Records shown:
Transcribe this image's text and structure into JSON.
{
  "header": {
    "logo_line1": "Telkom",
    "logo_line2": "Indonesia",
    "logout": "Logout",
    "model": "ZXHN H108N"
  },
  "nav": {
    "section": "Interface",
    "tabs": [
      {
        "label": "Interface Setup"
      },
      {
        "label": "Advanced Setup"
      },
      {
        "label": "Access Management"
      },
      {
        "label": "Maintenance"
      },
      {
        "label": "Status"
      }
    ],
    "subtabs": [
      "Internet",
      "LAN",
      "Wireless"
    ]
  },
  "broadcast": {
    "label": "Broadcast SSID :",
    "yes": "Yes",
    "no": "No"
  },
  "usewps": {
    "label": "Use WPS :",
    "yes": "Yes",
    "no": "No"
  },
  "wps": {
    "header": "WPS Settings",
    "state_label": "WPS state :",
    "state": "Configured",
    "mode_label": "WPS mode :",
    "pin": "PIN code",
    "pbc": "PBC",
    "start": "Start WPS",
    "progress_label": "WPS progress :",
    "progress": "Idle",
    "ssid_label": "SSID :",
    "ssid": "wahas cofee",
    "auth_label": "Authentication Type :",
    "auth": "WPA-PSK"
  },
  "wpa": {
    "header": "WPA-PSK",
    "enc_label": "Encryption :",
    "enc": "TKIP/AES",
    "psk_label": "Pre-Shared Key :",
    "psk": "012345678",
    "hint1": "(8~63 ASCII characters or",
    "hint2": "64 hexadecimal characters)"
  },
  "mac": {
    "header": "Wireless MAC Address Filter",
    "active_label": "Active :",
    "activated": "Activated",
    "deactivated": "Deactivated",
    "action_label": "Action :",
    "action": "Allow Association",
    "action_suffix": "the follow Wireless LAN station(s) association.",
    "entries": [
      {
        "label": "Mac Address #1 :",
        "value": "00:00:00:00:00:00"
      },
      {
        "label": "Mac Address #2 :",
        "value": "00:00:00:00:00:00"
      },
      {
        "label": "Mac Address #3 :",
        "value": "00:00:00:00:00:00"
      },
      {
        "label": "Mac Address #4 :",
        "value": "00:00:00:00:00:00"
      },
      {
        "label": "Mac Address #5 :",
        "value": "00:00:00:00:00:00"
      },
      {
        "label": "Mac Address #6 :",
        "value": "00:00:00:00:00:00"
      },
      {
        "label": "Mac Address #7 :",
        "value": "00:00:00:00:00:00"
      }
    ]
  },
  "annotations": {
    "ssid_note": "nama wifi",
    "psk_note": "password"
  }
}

Problem requirements: Copy out every line of the material above that mentions the word "Setup".

Written response:
        "label": "Interface Setup"
        "label": "Advanced Setup"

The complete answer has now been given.